• Brief
Copy each of the entries below faithfully, setting aside any pictures.

• Items
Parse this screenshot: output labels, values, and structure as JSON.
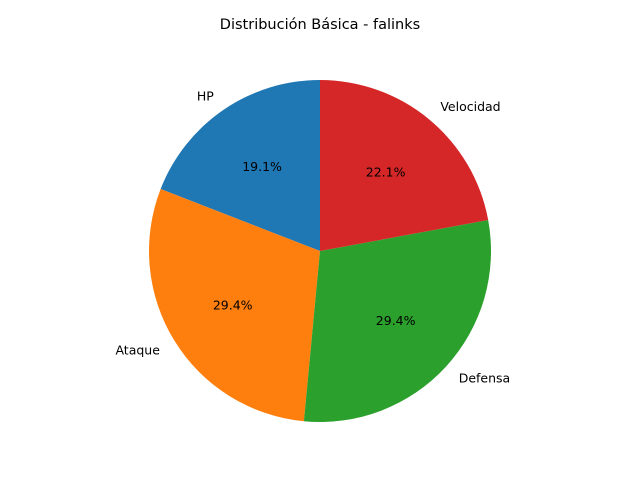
{
  "chart_data": {
    "type": "pie",
    "title": "Distribución Básica - falinks",
    "slices": [
      {
        "label": "HP",
        "value": 19.1,
        "pct_label": "19.1%",
        "color": "#1f77b4"
      },
      {
        "label": "Ataque",
        "value": 29.4,
        "pct_label": "29.4%",
        "color": "#ff7f0e"
      },
      {
        "label": "Defensa",
        "value": 29.4,
        "pct_label": "29.4%",
        "color": "#2ca02c"
      },
      {
        "label": "Velocidad",
        "value": 22.1,
        "pct_label": "22.1%",
        "color": "#d62728"
      }
    ],
    "start_angle_deg": 90,
    "direction": "counterclockwise"
  }
}
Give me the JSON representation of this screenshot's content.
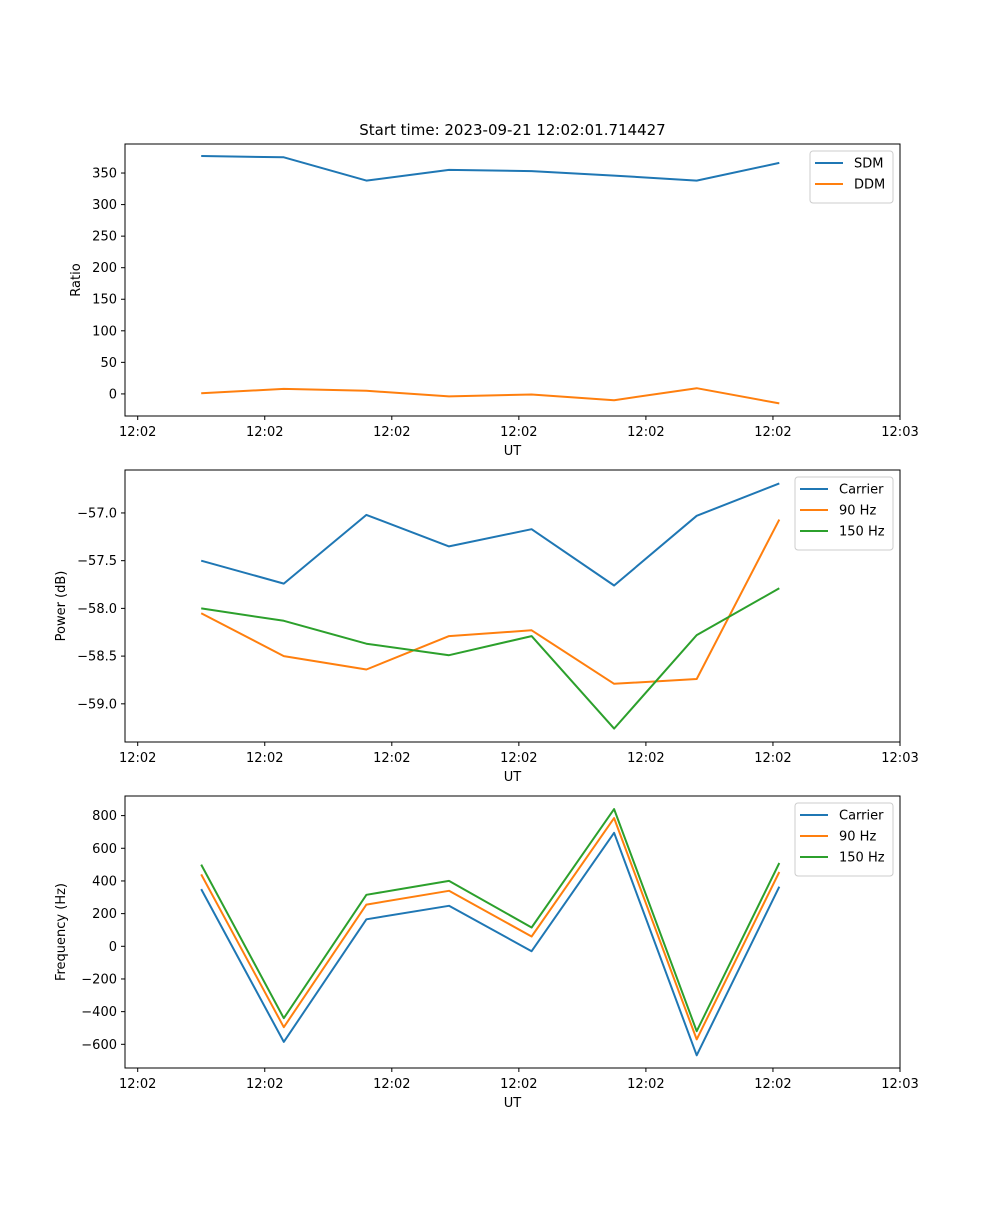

• Expected answer
Parse this screenshot: output labels, values, and structure as JSON.
{
  "chart_data": {
    "type": "pie",
    "title": "Distribución Básica - falinks",
    "slices": [
      {
        "label": "HP",
        "value": 19.1,
        "pct_label": "19.1%",
        "color": "#1f77b4"
      },
      {
        "label": "Ataque",
        "value": 29.4,
        "pct_label": "29.4%",
        "color": "#ff7f0e"
      },
      {
        "label": "Defensa",
        "value": 29.4,
        "pct_label": "29.4%",
        "color": "#2ca02c"
      },
      {
        "label": "Velocidad",
        "value": 22.1,
        "pct_label": "22.1%",
        "color": "#d62728"
      }
    ],
    "start_angle_deg": 90,
    "direction": "counterclockwise"
  }
}
Give me the JSON representation of this screenshot's content.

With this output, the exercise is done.